Set exercise:
Of all the lines in the data below, how many contain "корп"? Report that number alone.

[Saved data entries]
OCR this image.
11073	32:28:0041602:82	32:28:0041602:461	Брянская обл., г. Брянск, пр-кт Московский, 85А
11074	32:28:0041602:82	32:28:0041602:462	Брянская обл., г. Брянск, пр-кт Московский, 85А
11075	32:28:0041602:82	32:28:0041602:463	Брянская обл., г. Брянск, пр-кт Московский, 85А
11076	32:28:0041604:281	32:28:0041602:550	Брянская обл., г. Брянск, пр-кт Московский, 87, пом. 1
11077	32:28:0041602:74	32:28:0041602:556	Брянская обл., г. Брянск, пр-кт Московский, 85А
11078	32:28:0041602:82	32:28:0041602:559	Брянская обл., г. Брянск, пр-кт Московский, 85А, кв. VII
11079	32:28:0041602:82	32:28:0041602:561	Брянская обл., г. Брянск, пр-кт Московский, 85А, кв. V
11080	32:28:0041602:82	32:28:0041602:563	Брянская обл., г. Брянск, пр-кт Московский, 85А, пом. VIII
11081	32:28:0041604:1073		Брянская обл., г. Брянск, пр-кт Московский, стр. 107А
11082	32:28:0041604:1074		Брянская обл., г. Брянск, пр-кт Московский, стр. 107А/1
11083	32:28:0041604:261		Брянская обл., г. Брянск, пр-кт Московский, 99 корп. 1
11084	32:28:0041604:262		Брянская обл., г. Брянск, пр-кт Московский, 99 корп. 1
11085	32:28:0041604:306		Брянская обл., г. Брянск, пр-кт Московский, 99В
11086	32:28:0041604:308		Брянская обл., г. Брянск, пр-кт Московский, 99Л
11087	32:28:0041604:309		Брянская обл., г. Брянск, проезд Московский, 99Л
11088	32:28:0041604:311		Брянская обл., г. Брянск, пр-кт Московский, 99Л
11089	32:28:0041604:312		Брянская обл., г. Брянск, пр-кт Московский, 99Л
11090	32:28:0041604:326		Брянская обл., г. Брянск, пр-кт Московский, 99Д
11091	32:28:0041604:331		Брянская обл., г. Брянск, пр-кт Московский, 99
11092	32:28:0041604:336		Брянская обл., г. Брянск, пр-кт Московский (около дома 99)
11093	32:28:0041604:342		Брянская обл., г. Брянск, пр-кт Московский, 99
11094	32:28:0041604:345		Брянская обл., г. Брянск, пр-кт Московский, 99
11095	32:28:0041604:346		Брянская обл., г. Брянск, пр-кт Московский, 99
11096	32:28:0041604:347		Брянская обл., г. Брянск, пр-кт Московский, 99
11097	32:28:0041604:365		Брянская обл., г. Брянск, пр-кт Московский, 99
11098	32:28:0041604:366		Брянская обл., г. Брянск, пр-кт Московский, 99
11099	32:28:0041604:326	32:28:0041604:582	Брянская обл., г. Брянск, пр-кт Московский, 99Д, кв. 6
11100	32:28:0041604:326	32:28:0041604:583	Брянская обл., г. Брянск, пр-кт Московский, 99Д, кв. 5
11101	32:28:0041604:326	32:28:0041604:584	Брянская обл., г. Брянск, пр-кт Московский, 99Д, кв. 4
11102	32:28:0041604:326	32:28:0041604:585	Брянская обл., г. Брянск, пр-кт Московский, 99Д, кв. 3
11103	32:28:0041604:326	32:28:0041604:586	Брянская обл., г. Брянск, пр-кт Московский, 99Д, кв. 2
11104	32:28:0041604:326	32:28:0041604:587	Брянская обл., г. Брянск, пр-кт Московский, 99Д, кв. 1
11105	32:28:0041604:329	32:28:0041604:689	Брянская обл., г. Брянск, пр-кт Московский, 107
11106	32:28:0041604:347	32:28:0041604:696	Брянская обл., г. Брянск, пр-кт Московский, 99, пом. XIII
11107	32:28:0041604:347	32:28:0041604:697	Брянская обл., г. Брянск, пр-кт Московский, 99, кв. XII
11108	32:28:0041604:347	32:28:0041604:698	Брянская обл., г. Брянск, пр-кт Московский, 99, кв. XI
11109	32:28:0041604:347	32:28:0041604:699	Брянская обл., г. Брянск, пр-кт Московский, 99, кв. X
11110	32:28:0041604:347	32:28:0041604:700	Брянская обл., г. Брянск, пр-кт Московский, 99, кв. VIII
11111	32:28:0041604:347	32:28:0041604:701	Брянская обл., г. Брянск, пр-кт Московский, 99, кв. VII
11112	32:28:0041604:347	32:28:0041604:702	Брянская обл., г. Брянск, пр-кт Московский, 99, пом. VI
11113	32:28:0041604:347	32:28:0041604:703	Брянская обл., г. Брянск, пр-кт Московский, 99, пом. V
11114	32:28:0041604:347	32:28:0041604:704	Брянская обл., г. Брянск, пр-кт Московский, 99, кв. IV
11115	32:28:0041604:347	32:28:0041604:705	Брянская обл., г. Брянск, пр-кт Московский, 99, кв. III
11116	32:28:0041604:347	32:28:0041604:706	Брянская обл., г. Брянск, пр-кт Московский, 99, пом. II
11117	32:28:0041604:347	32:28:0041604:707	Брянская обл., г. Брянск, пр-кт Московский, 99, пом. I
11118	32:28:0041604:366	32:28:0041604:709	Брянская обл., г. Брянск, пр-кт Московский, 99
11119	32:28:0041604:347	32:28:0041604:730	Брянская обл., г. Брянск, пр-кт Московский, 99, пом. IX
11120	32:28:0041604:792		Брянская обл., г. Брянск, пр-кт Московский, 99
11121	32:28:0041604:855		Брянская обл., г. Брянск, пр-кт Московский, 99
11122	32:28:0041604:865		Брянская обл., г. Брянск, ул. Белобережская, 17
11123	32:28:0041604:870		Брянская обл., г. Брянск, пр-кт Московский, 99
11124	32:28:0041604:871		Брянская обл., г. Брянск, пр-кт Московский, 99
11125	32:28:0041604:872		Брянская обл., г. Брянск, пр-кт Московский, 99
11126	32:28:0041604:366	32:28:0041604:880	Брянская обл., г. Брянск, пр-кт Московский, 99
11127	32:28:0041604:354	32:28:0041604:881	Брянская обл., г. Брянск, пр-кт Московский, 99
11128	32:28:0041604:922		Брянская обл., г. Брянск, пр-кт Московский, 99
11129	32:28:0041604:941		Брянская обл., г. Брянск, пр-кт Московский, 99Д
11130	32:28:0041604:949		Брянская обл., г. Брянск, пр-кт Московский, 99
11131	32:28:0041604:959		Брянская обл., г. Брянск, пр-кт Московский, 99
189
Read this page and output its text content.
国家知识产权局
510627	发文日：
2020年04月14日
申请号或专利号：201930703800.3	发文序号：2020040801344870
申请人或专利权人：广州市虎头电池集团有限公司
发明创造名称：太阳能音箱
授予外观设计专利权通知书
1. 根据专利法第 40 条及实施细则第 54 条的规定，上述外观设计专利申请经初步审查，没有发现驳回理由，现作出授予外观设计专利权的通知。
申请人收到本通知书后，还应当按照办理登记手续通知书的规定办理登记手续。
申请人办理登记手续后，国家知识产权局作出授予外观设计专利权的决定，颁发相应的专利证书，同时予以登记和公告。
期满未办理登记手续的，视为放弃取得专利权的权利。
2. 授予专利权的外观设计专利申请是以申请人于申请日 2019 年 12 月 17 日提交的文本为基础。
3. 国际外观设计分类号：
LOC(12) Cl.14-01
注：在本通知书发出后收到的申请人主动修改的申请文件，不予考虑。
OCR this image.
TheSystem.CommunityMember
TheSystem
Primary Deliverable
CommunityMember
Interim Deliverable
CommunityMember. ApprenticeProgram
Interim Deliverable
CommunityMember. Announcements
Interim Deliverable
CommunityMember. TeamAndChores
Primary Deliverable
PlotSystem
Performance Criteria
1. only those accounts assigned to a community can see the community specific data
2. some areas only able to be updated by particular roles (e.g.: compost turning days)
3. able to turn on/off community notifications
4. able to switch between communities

Completed task:
2